Input for this task:
______

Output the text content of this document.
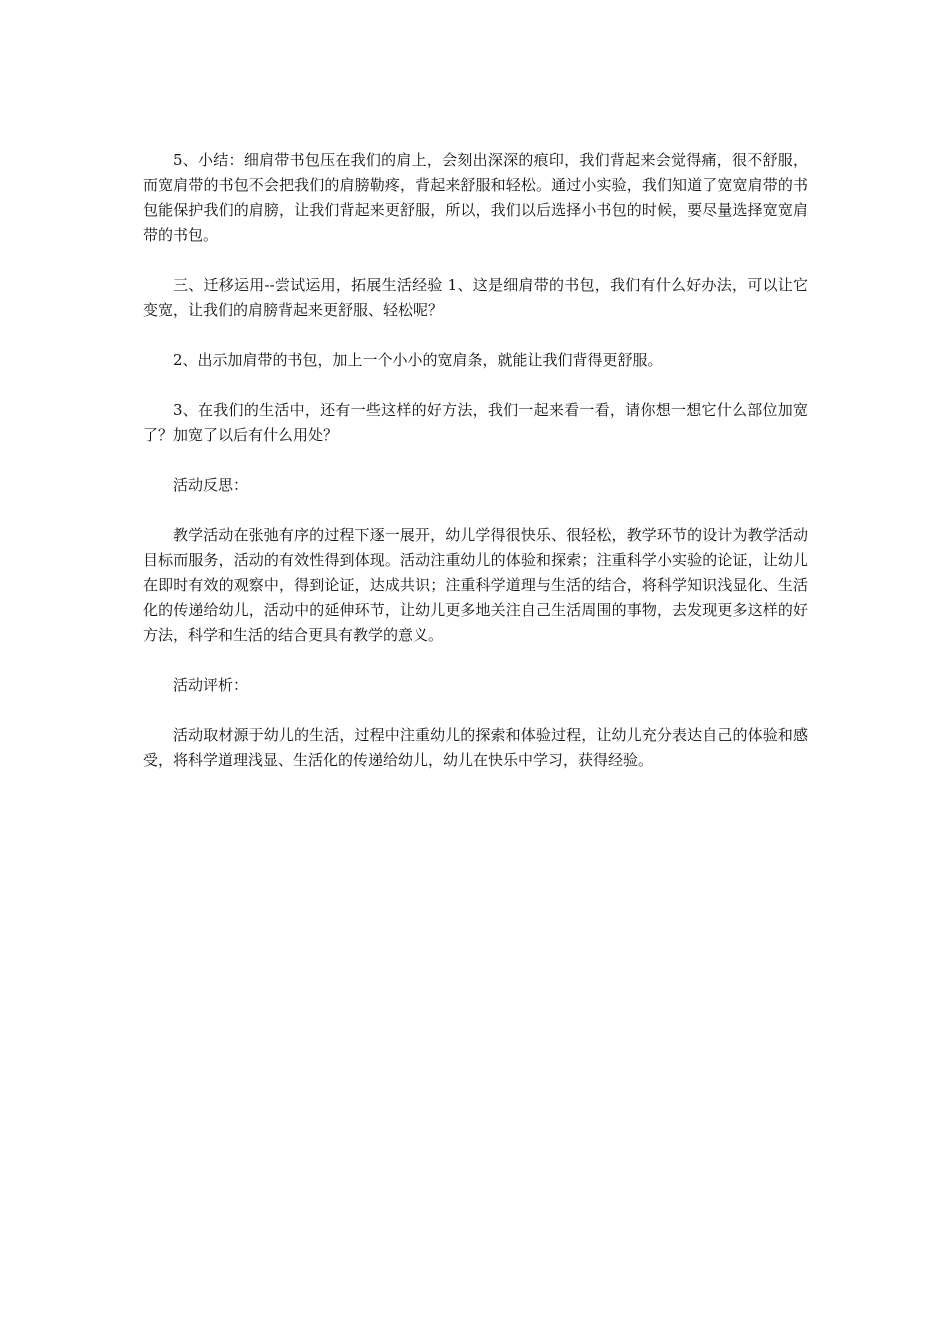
5、小结：细肩带书包压在我们的肩上，会刻出深深的痕印，我们背起来会觉得痛，很不舒服，而宽肩带的书包不会把我们的肩膀勒疼，背起来舒服和轻松。通过小实验，我们知道了宽宽肩带的书包能保护我们的肩膀，让我们背起来更舒服，所以，我们以后选择小书包的时候，要尽量选择宽宽肩带的书包。

三、迁移运用--尝试运用，拓展生活经验 1、这是细肩带的书包，我们有什么好办法，可以让它变宽，让我们的肩膀背起来更舒服、轻松呢？

2、出示加肩带的书包，加上一个小小的宽肩条，就能让我们背得更舒服。

3、在我们的生活中，还有一些这样的好方法，我们一起来看一看，请你想一想它什么部位加宽了？加宽了以后有什么用处？

活动反思：

教学活动在张弛有序的过程下逐一展开，幼儿学得很快乐、很轻松，教学环节的设计为教学活动目标而服务，活动的有效性得到体现。活动注重幼儿的体验和探索；注重科学小实验的论证，让幼儿在即时有效的观察中，得到论证，达成共识；注重科学道理与生活的结合，将科学知识浅显化、生活化的传递给幼儿，活动中的延伸环节，让幼儿更多地关注自己生活周围的事物，去发现更多这样的好方法，科学和生活的结合更具有教学的意义。

活动评析：

活动取材源于幼儿的生活，过程中注重幼儿的探索和体验过程，让幼儿充分表达自己的体验和感受，将科学道理浅显、生活化的传递给幼儿，幼儿在快乐中学习，获得经验。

______

Given task:
Looking at the data above, show all lines where the word "生活化的传递给幼儿" occurs.

Response for this exercise:
教学活动在张弛有序的过程下逐一展开，幼儿学得很快乐、很轻松，教学环节的设计为教学活动目标而服务，活动的有效性得到体现。活动注重幼儿的体验和探索；注重科学小实验的论证，让幼儿在即时有效的观察中，得到论证，达成共识；注重科学道理与生活的结合，将科学知识浅显化、生活化的传递给幼儿，活动中的延伸环节，让幼儿更多地关注自己生活周围的事物，去发现更多这样的好方法，科学和生活的结合更具有教学的意义。
活动取材源于幼儿的生活，过程中注重幼儿的探索和体验过程，让幼儿充分表达自己的体验和感受，将科学道理浅显、生活化的传递给幼儿，幼儿在快乐中学习，获得经验。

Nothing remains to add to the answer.